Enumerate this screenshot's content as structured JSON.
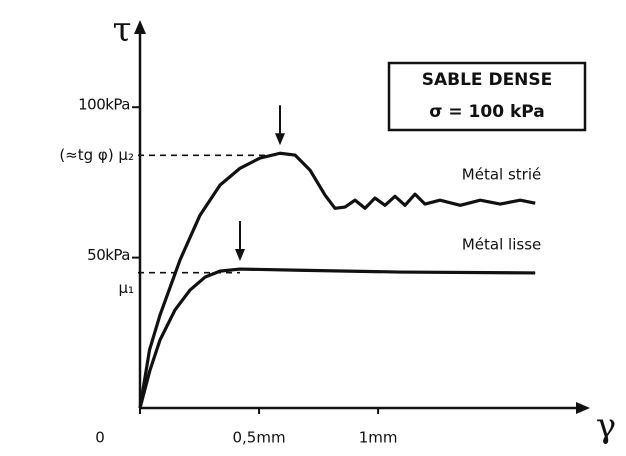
{
  "chart_data": {
    "type": "line",
    "x_label": "γ",
    "y_label": "τ",
    "xlim": [
      0,
      1.89
    ],
    "ylim": [
      0,
      129
    ],
    "xticks": [
      0,
      {
        "value": 0.5,
        "label": "0,5mm"
      },
      {
        "value": 1,
        "label": "1mm"
      }
    ],
    "yticks": [
      {
        "value": 50,
        "label": "50kPa"
      },
      {
        "value": 100,
        "label": "100kPa"
      }
    ],
    "reference_lines": [
      {
        "label": "(≈tg φ) μ₂",
        "value": 84
      },
      {
        "label": "μ₁",
        "value": 45
      }
    ],
    "annotation_box": [
      "SABLE DENSE",
      "σ = 100 kPa"
    ],
    "series": [
      {
        "name": "Métal strié",
        "color": "#111111",
        "x": [
          0,
          0.04,
          0.084,
          0.168,
          0.252,
          0.336,
          0.42,
          0.504,
          0.588,
          0.651,
          0.714,
          0.777,
          0.819,
          0.861,
          0.903,
          0.945,
          0.987,
          1.029,
          1.071,
          1.113,
          1.155,
          1.197,
          1.26,
          1.345,
          1.429,
          1.513,
          1.597,
          1.66
        ],
        "values": [
          0,
          19.3,
          30.9,
          49.2,
          64.1,
          74.1,
          79.7,
          83.1,
          84.7,
          84.1,
          79.1,
          70.8,
          66.4,
          66.8,
          69.1,
          66.4,
          69.8,
          67.4,
          70.4,
          67.4,
          71.1,
          67.8,
          69.1,
          67.4,
          69.1,
          67.8,
          69.1,
          68.1
        ]
      },
      {
        "name": "Métal lisse",
        "color": "#111111",
        "x": [
          0,
          0.042,
          0.084,
          0.147,
          0.21,
          0.273,
          0.336,
          0.42,
          0.672,
          1.092,
          1.66
        ],
        "values": [
          0,
          12.6,
          22.6,
          32.6,
          39.2,
          43.5,
          45.5,
          46.2,
          45.8,
          45.2,
          44.9
        ]
      }
    ]
  }
}
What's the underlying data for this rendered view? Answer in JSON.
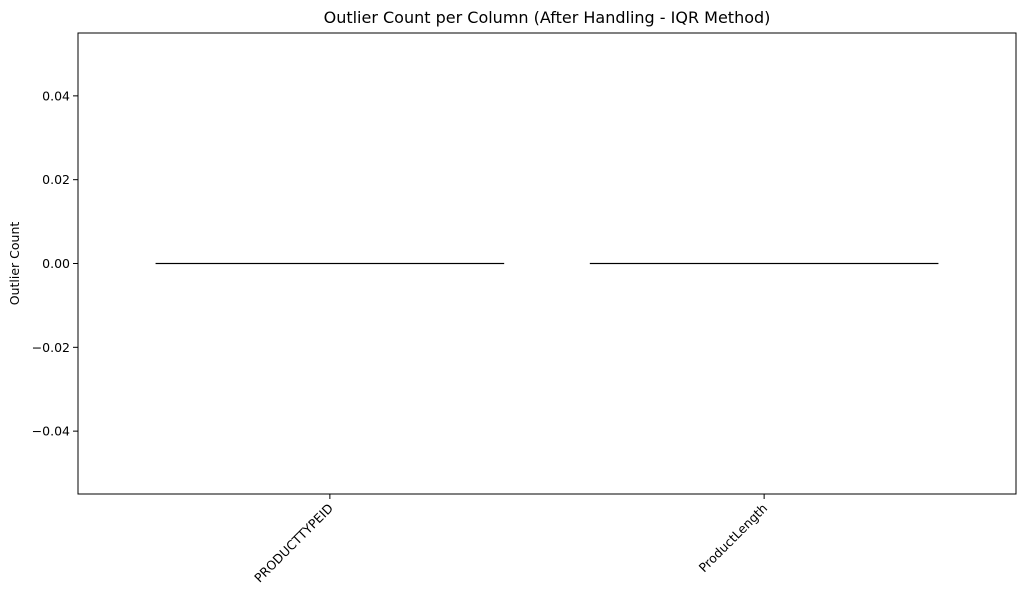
{
  "chart_data": {
    "type": "bar",
    "title": "Outlier Count per Column (After Handling - IQR Method)",
    "xlabel": "",
    "ylabel": "Outlier Count",
    "categories": [
      "PRODUCTTYPEID",
      "ProductLength"
    ],
    "values": [
      0,
      0
    ],
    "ylim": [
      -0.055,
      0.055
    ],
    "yticks": [
      -0.04,
      -0.02,
      0.0,
      0.02,
      0.04
    ],
    "ytick_labels": [
      "−0.04",
      "−0.02",
      "0.00",
      "0.02",
      "0.04"
    ],
    "x_tick_rotation": 45,
    "grid": false,
    "bar_edge_color": "#000000",
    "bar_fill_color": "#ffffff"
  }
}
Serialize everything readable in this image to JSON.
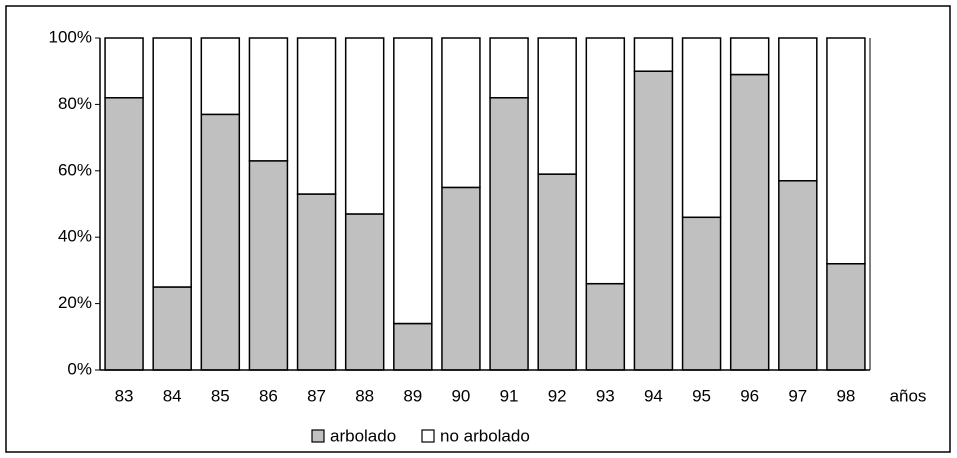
{
  "chart_data": {
    "type": "stacked_bar",
    "x_label": "años",
    "categories": [
      "83",
      "84",
      "85",
      "86",
      "87",
      "88",
      "89",
      "90",
      "91",
      "92",
      "93",
      "94",
      "95",
      "96",
      "97",
      "98"
    ],
    "series": [
      {
        "name": "arbolado",
        "color": "#c0c0c0",
        "values": [
          82,
          25,
          77,
          63,
          53,
          47,
          14,
          55,
          82,
          59,
          26,
          90,
          46,
          89,
          57,
          32
        ]
      },
      {
        "name": "no arbolado",
        "color": "#ffffff",
        "values": [
          18,
          75,
          23,
          37,
          47,
          53,
          86,
          45,
          18,
          41,
          74,
          10,
          54,
          11,
          43,
          68
        ]
      }
    ],
    "ylim": [
      0,
      100
    ],
    "yticks": [
      {
        "value": 0,
        "label": "0%"
      },
      {
        "value": 20,
        "label": "20%"
      },
      {
        "value": 40,
        "label": "40%"
      },
      {
        "value": 60,
        "label": "60%"
      },
      {
        "value": 80,
        "label": "80%"
      },
      {
        "value": 100,
        "label": "100%"
      }
    ],
    "legend": "bottom"
  }
}
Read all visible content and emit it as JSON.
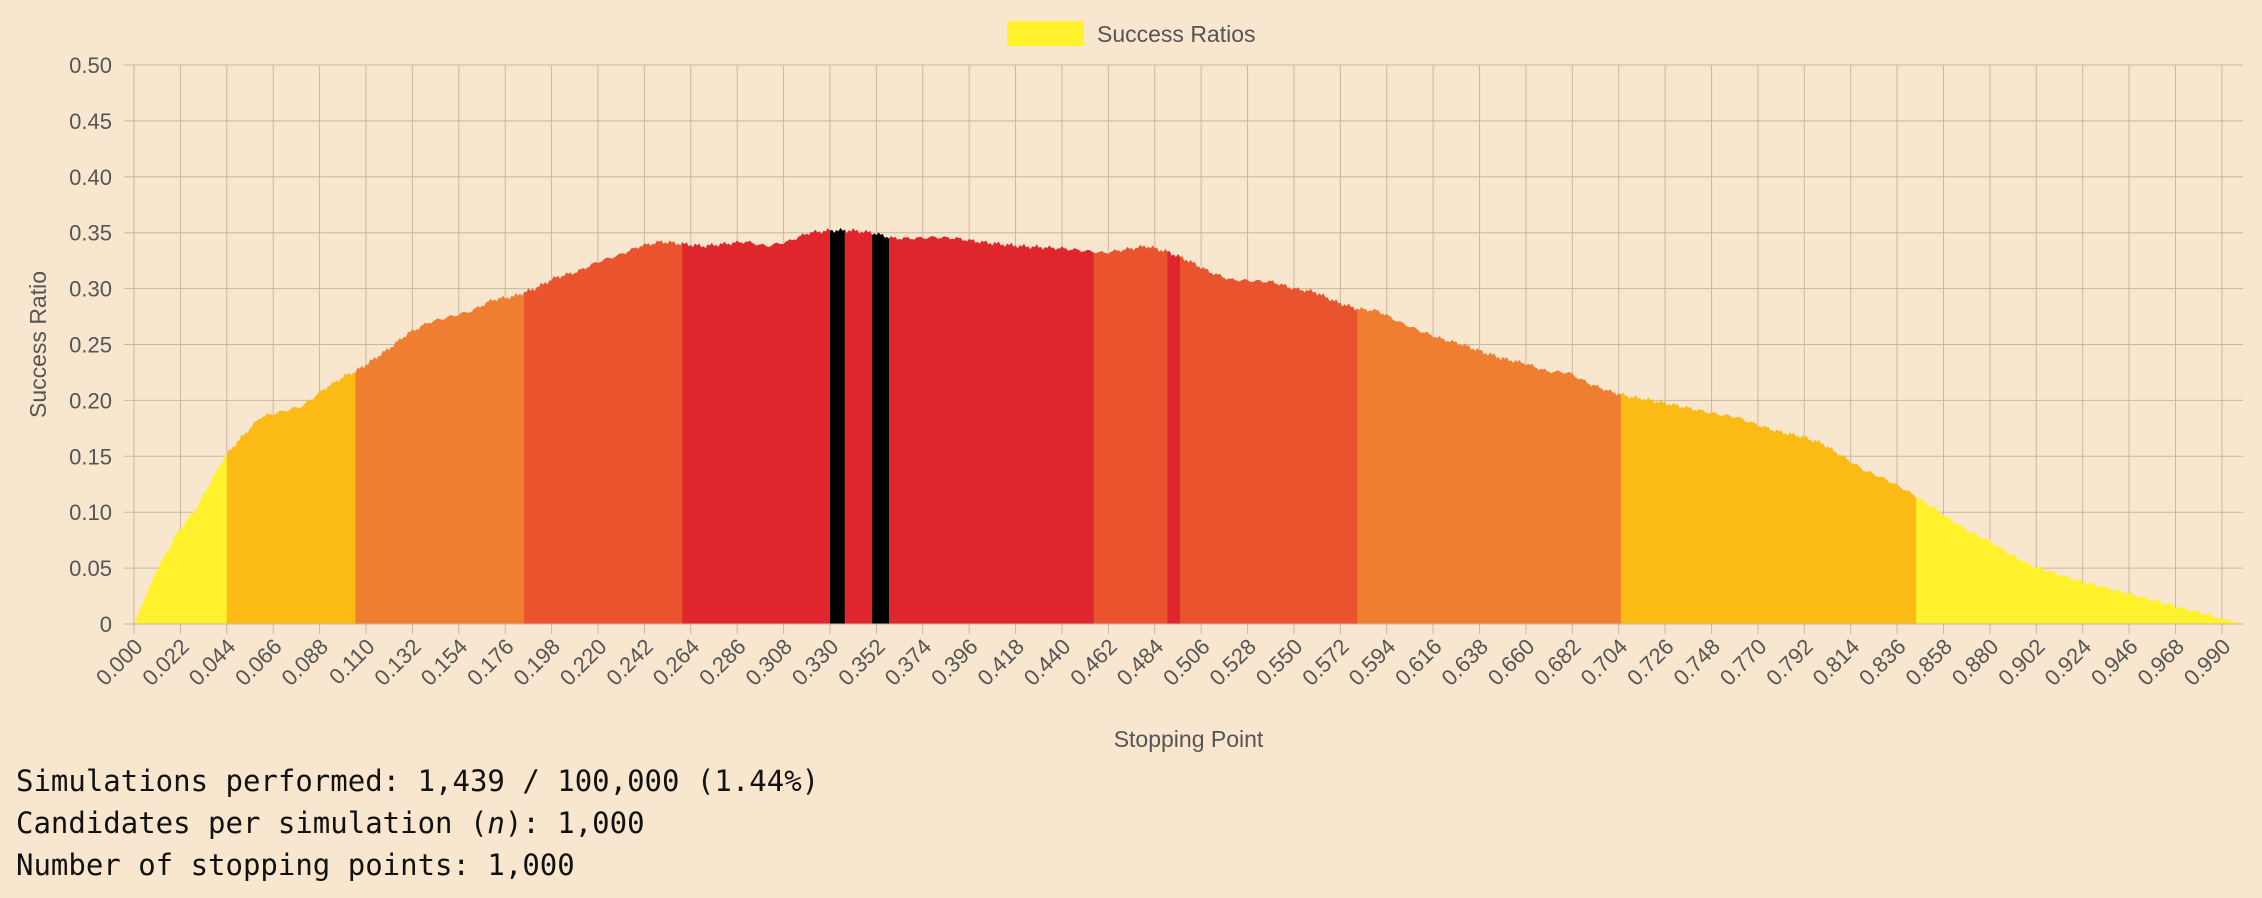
{
  "chart_data": {
    "type": "area",
    "legend": {
      "label": "Success Ratios",
      "color": "#fff12b",
      "position": "top"
    },
    "xlabel": "Stopping Point",
    "ylabel": "Success Ratio",
    "ylim": [
      0,
      0.5
    ],
    "yticks": [
      "0",
      "0.05",
      "0.10",
      "0.15",
      "0.20",
      "0.25",
      "0.30",
      "0.35",
      "0.40",
      "0.45",
      "0.50"
    ],
    "xticks": [
      "0.000",
      "0.022",
      "0.044",
      "0.066",
      "0.088",
      "0.110",
      "0.132",
      "0.154",
      "0.176",
      "0.198",
      "0.220",
      "0.242",
      "0.264",
      "0.286",
      "0.308",
      "0.330",
      "0.352",
      "0.374",
      "0.396",
      "0.418",
      "0.440",
      "0.462",
      "0.484",
      "0.506",
      "0.528",
      "0.550",
      "0.572",
      "0.594",
      "0.616",
      "0.638",
      "0.660",
      "0.682",
      "0.704",
      "0.726",
      "0.748",
      "0.770",
      "0.792",
      "0.814",
      "0.836",
      "0.858",
      "0.880",
      "0.902",
      "0.924",
      "0.946",
      "0.968",
      "0.990"
    ],
    "grid": true,
    "x_range": [
      0,
      1
    ],
    "series": [
      {
        "name": "Success Ratios",
        "x": [
          0.0,
          0.01,
          0.02,
          0.03,
          0.04,
          0.044,
          0.05,
          0.06,
          0.07,
          0.08,
          0.09,
          0.1,
          0.105,
          0.11,
          0.12,
          0.13,
          0.14,
          0.15,
          0.16,
          0.17,
          0.18,
          0.19,
          0.2,
          0.21,
          0.22,
          0.23,
          0.24,
          0.25,
          0.26,
          0.27,
          0.28,
          0.29,
          0.3,
          0.31,
          0.32,
          0.33,
          0.34,
          0.35,
          0.36,
          0.37,
          0.38,
          0.39,
          0.4,
          0.42,
          0.44,
          0.46,
          0.47,
          0.48,
          0.49,
          0.5,
          0.51,
          0.52,
          0.53,
          0.54,
          0.55,
          0.56,
          0.57,
          0.58,
          0.59,
          0.6,
          0.61,
          0.62,
          0.63,
          0.64,
          0.65,
          0.66,
          0.67,
          0.68,
          0.69,
          0.7,
          0.71,
          0.72,
          0.73,
          0.74,
          0.75,
          0.76,
          0.77,
          0.78,
          0.79,
          0.8,
          0.81,
          0.82,
          0.83,
          0.84,
          0.85,
          0.86,
          0.87,
          0.88,
          0.89,
          0.9,
          0.92,
          0.94,
          0.96,
          0.98,
          1.0
        ],
        "y": [
          0.0,
          0.045,
          0.08,
          0.105,
          0.14,
          0.152,
          0.165,
          0.185,
          0.19,
          0.195,
          0.21,
          0.222,
          0.226,
          0.232,
          0.245,
          0.26,
          0.27,
          0.275,
          0.28,
          0.29,
          0.293,
          0.3,
          0.31,
          0.315,
          0.324,
          0.33,
          0.338,
          0.342,
          0.34,
          0.338,
          0.34,
          0.342,
          0.338,
          0.342,
          0.35,
          0.352,
          0.352,
          0.35,
          0.345,
          0.345,
          0.346,
          0.345,
          0.342,
          0.338,
          0.336,
          0.332,
          0.335,
          0.338,
          0.333,
          0.325,
          0.315,
          0.308,
          0.307,
          0.306,
          0.3,
          0.297,
          0.288,
          0.282,
          0.28,
          0.27,
          0.262,
          0.255,
          0.25,
          0.243,
          0.237,
          0.233,
          0.226,
          0.225,
          0.215,
          0.208,
          0.203,
          0.2,
          0.196,
          0.192,
          0.188,
          0.185,
          0.178,
          0.172,
          0.168,
          0.162,
          0.15,
          0.138,
          0.13,
          0.12,
          0.108,
          0.095,
          0.083,
          0.074,
          0.062,
          0.052,
          0.04,
          0.03,
          0.02,
          0.01,
          0.0
        ]
      }
    ],
    "color_bands": [
      {
        "from": 0.0,
        "to": 0.044,
        "color": "#fff12b"
      },
      {
        "from": 0.044,
        "to": 0.105,
        "color": "#fbbb14"
      },
      {
        "from": 0.105,
        "to": 0.185,
        "color": "#ef7e31"
      },
      {
        "from": 0.185,
        "to": 0.19,
        "color": "#e9532e"
      },
      {
        "from": 0.19,
        "to": 0.26,
        "color": "#e9532e"
      },
      {
        "from": 0.26,
        "to": 0.33,
        "color": "#de262c"
      },
      {
        "from": 0.33,
        "to": 0.337,
        "color": "#000000"
      },
      {
        "from": 0.337,
        "to": 0.35,
        "color": "#de262c"
      },
      {
        "from": 0.35,
        "to": 0.358,
        "color": "#000000"
      },
      {
        "from": 0.358,
        "to": 0.455,
        "color": "#de262c"
      },
      {
        "from": 0.455,
        "to": 0.49,
        "color": "#e9532e"
      },
      {
        "from": 0.49,
        "to": 0.496,
        "color": "#de262c"
      },
      {
        "from": 0.496,
        "to": 0.58,
        "color": "#e9532e"
      },
      {
        "from": 0.58,
        "to": 0.705,
        "color": "#ef7e31"
      },
      {
        "from": 0.705,
        "to": 0.845,
        "color": "#fbbb14"
      },
      {
        "from": 0.845,
        "to": 1.0,
        "color": "#fff12b"
      }
    ]
  },
  "stats": {
    "simulations_label": "Simulations performed: ",
    "simulations_value": "1,439 / 100,000 (1.44%)",
    "candidates_label_pre": "Candidates per simulation (",
    "candidates_var": "n",
    "candidates_label_post": "): ",
    "candidates_value": "1,000",
    "stopping_label": "Number of stopping points: ",
    "stopping_value": "1,000"
  }
}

------------------------

Task requirements:
Select and copy every line of the material that holds the string "this".

Exercise response:
Enumerate this screenshot's content as structured JSON.
What's the underlying data for this rendered view? Answer in JSON.
Serialize everything readable in this image to JSON.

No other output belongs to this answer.